-- Task requirements --
All of the data that follows should be retyped exactly, please, except the pictures.

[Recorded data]

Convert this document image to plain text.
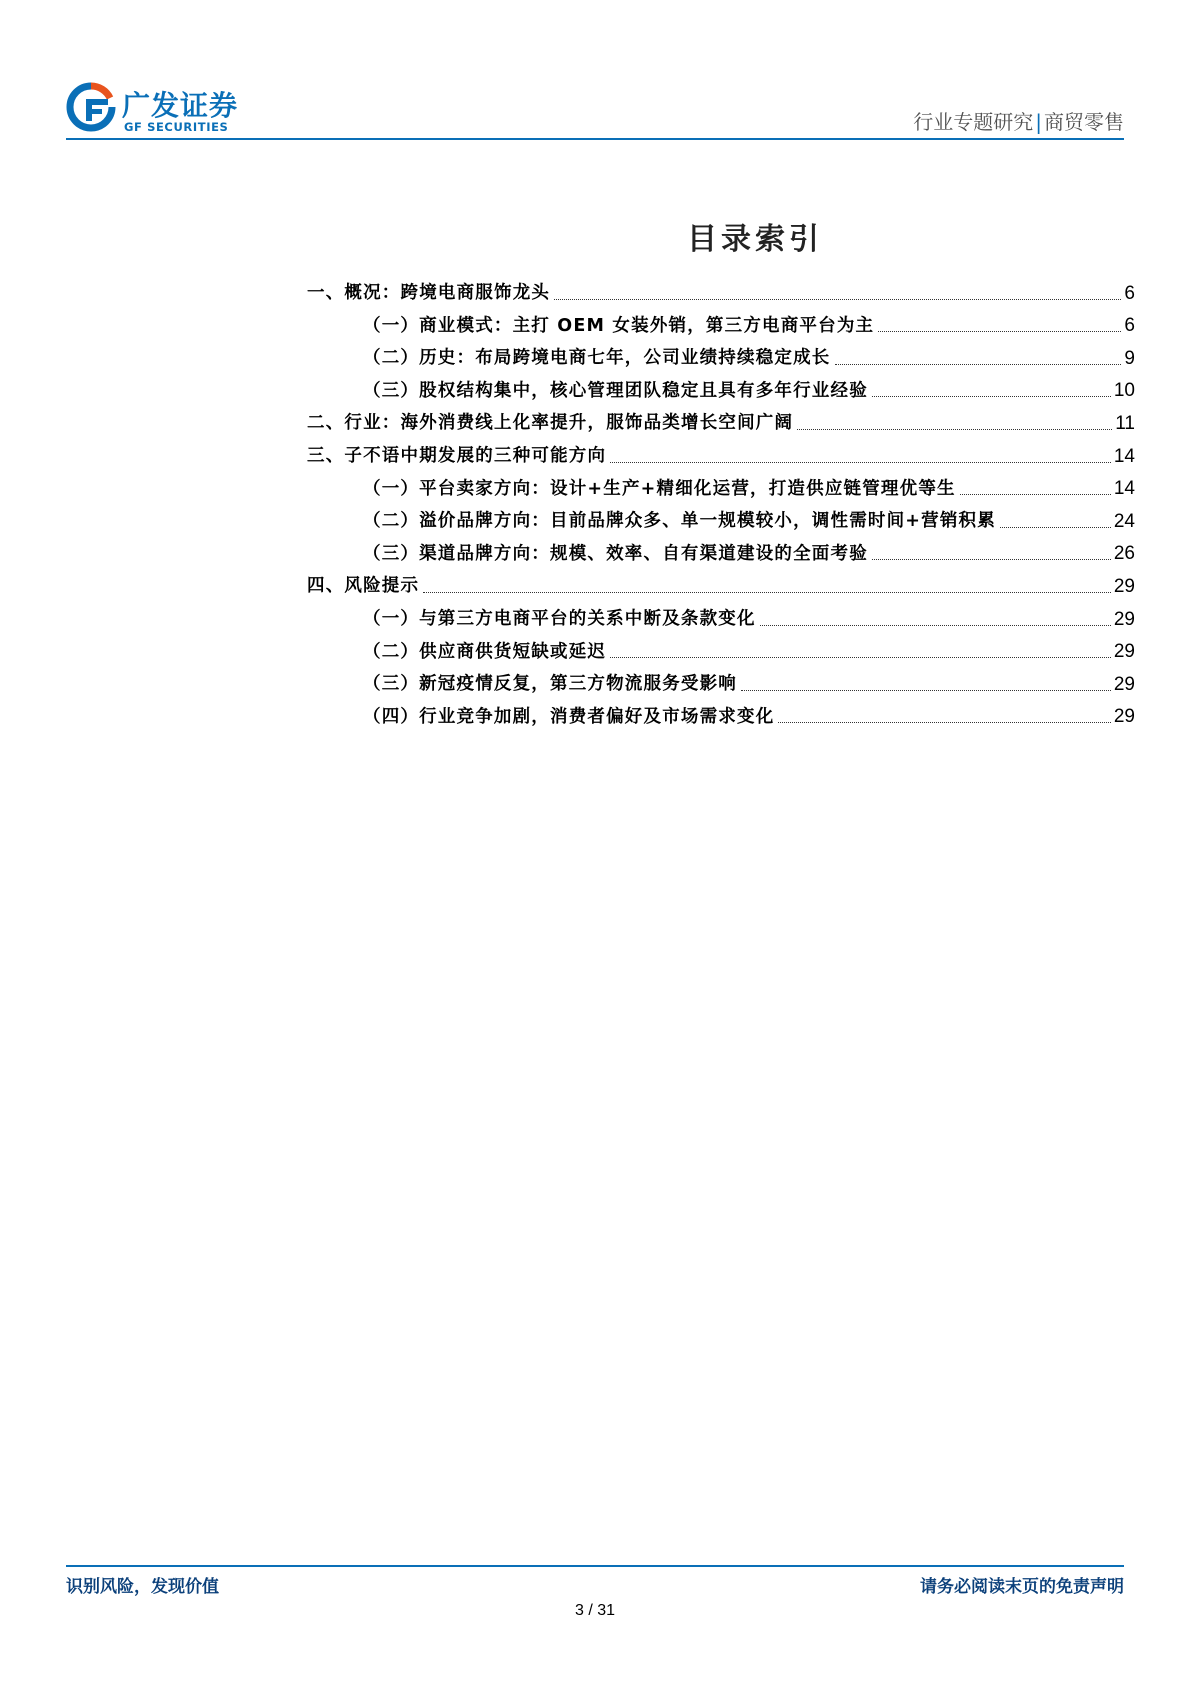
广发证券
GF SECURITIES	行业专题研究 | 商贸零售
目录索引
一、概况：跨境电商服饰龙头	6
（一）商业模式：主打 OEM 女装外销，第三方电商平台为主	6
（二）历史：布局跨境电商七年，公司业绩持续稳定成长	9
（三）股权结构集中，核心管理团队稳定且具有多年行业经验	10
二、行业：海外消费线上化率提升，服饰品类增长空间广阔	11
三、子不语中期发展的三种可能方向	14
（一）平台卖家方向：设计+生产+精细化运营，打造供应链管理优等生	14
（二）溢价品牌方向：目前品牌众多、单一规模较小，调性需时间+营销积累	24
（三）渠道品牌方向：规模、效率、自有渠道建设的全面考验	26
四、风险提示	29
（一）与第三方电商平台的关系中断及条款变化	29
（二）供应商供货短缺或延迟	29
（三）新冠疫情反复，第三方物流服务受影响	29
（四）行业竞争加剧，消费者偏好及市场需求变化	29
识别风险，发现价值	请务必阅读末页的免责声明
3 / 31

-- The answer --
Convert this document image to plain text.
广发证券
GF SECURITIES	行业专题研究 | 商贸零售
目录索引
一、概况：跨境电商服饰龙头	6
（一）商业模式：主打 OEM 女装外销，第三方电商平台为主	6
（二）历史：布局跨境电商七年，公司业绩持续稳定成长	9
（三）股权结构集中，核心管理团队稳定且具有多年行业经验	10
二、行业：海外消费线上化率提升，服饰品类增长空间广阔	11
三、子不语中期发展的三种可能方向	14
（一）平台卖家方向：设计+生产+精细化运营，打造供应链管理优等生	14
（二）溢价品牌方向：目前品牌众多、单一规模较小，调性需时间+营销积累	24
（三）渠道品牌方向：规模、效率、自有渠道建设的全面考验	26
四、风险提示	29
（一）与第三方电商平台的关系中断及条款变化	29
（二）供应商供货短缺或延迟	29
（三）新冠疫情反复，第三方物流服务受影响	29
（四）行业竞争加剧，消费者偏好及市场需求变化	29
识别风险，发现价值	请务必阅读末页的免责声明
3 / 31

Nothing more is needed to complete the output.